%%

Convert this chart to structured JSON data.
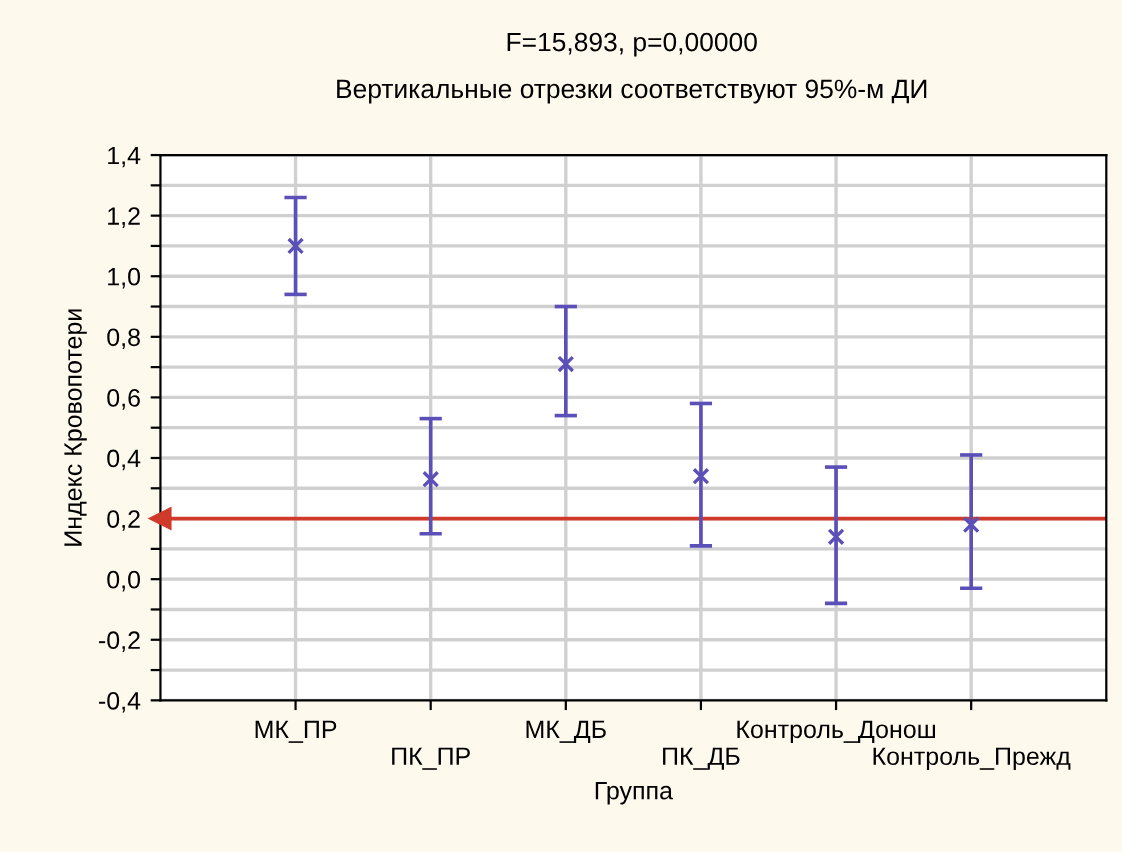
{
  "chart_data": {
    "type": "scatter",
    "title": "F=15,893, p=0,00000",
    "subtitle": "Вертикальные отрезки соответствуют 95%-м ДИ",
    "xlabel": "Группа",
    "ylabel": "Индекс Кровопотери",
    "categories": [
      "МК_ПР",
      "ПК_ПР",
      "МК_ДБ",
      "ПК_ДБ",
      "Контроль_Донош",
      "Контроль_Прежд"
    ],
    "series": [
      {
        "color": "#5b4fb8",
        "values": [
          1.1,
          0.33,
          0.71,
          0.34,
          0.14,
          0.18
        ],
        "errors": [
          [
            0.94,
            1.26
          ],
          [
            0.15,
            0.53
          ],
          [
            0.54,
            0.9
          ],
          [
            0.11,
            0.58
          ],
          [
            -0.08,
            0.37
          ],
          [
            -0.03,
            0.41
          ]
        ]
      }
    ],
    "ylim": [
      -0.4,
      1.4
    ],
    "yticks": [
      {
        "value": -0.4,
        "label": "-0,4"
      },
      {
        "value": -0.3,
        "label": null
      },
      {
        "value": -0.2,
        "label": "-0,2"
      },
      {
        "value": -0.1,
        "label": null
      },
      {
        "value": 0.0,
        "label": "0,0"
      },
      {
        "value": 0.1,
        "label": null
      },
      {
        "value": 0.2,
        "label": "0,2"
      },
      {
        "value": 0.3,
        "label": null
      },
      {
        "value": 0.4,
        "label": "0,4"
      },
      {
        "value": 0.5,
        "label": null
      },
      {
        "value": 0.6,
        "label": "0,6"
      },
      {
        "value": 0.7,
        "label": null
      },
      {
        "value": 0.8,
        "label": "0,8"
      },
      {
        "value": 0.9,
        "label": null
      },
      {
        "value": 1.0,
        "label": "1,0"
      },
      {
        "value": 1.1,
        "label": null
      },
      {
        "value": 1.2,
        "label": "1,2"
      },
      {
        "value": 1.3,
        "label": null
      },
      {
        "value": 1.4,
        "label": "1,4"
      }
    ],
    "ref_lines": [
      {
        "axis": "y",
        "value": 0.2,
        "color": "#d03a2a"
      }
    ],
    "grid": true,
    "marker": "cross"
  }
}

%%

STATED EXERCISE
Write the material out again exactly as it appears, dropping the pictures.

FULL SOLUTION
Convert this chart to structured JSON data.
{
  "chart_data": {
    "type": "scatter",
    "title": "F=15,893, p=0,00000",
    "subtitle": "Вертикальные отрезки соответствуют 95%-м ДИ",
    "xlabel": "Группа",
    "ylabel": "Индекс Кровопотери",
    "categories": [
      "МК_ПР",
      "ПК_ПР",
      "МК_ДБ",
      "ПК_ДБ",
      "Контроль_Донош",
      "Контроль_Прежд"
    ],
    "series": [
      {
        "color": "#5b4fb8",
        "values": [
          1.1,
          0.33,
          0.71,
          0.34,
          0.14,
          0.18
        ],
        "errors": [
          [
            0.94,
            1.26
          ],
          [
            0.15,
            0.53
          ],
          [
            0.54,
            0.9
          ],
          [
            0.11,
            0.58
          ],
          [
            -0.08,
            0.37
          ],
          [
            -0.03,
            0.41
          ]
        ]
      }
    ],
    "ylim": [
      -0.4,
      1.4
    ],
    "yticks": [
      {
        "value": -0.4,
        "label": "-0,4"
      },
      {
        "value": -0.3,
        "label": null
      },
      {
        "value": -0.2,
        "label": "-0,2"
      },
      {
        "value": -0.1,
        "label": null
      },
      {
        "value": 0.0,
        "label": "0,0"
      },
      {
        "value": 0.1,
        "label": null
      },
      {
        "value": 0.2,
        "label": "0,2"
      },
      {
        "value": 0.3,
        "label": null
      },
      {
        "value": 0.4,
        "label": "0,4"
      },
      {
        "value": 0.5,
        "label": null
      },
      {
        "value": 0.6,
        "label": "0,6"
      },
      {
        "value": 0.7,
        "label": null
      },
      {
        "value": 0.8,
        "label": "0,8"
      },
      {
        "value": 0.9,
        "label": null
      },
      {
        "value": 1.0,
        "label": "1,0"
      },
      {
        "value": 1.1,
        "label": null
      },
      {
        "value": 1.2,
        "label": "1,2"
      },
      {
        "value": 1.3,
        "label": null
      },
      {
        "value": 1.4,
        "label": "1,4"
      }
    ],
    "ref_lines": [
      {
        "axis": "y",
        "value": 0.2,
        "color": "#d03a2a"
      }
    ],
    "grid": true,
    "marker": "cross"
  }
}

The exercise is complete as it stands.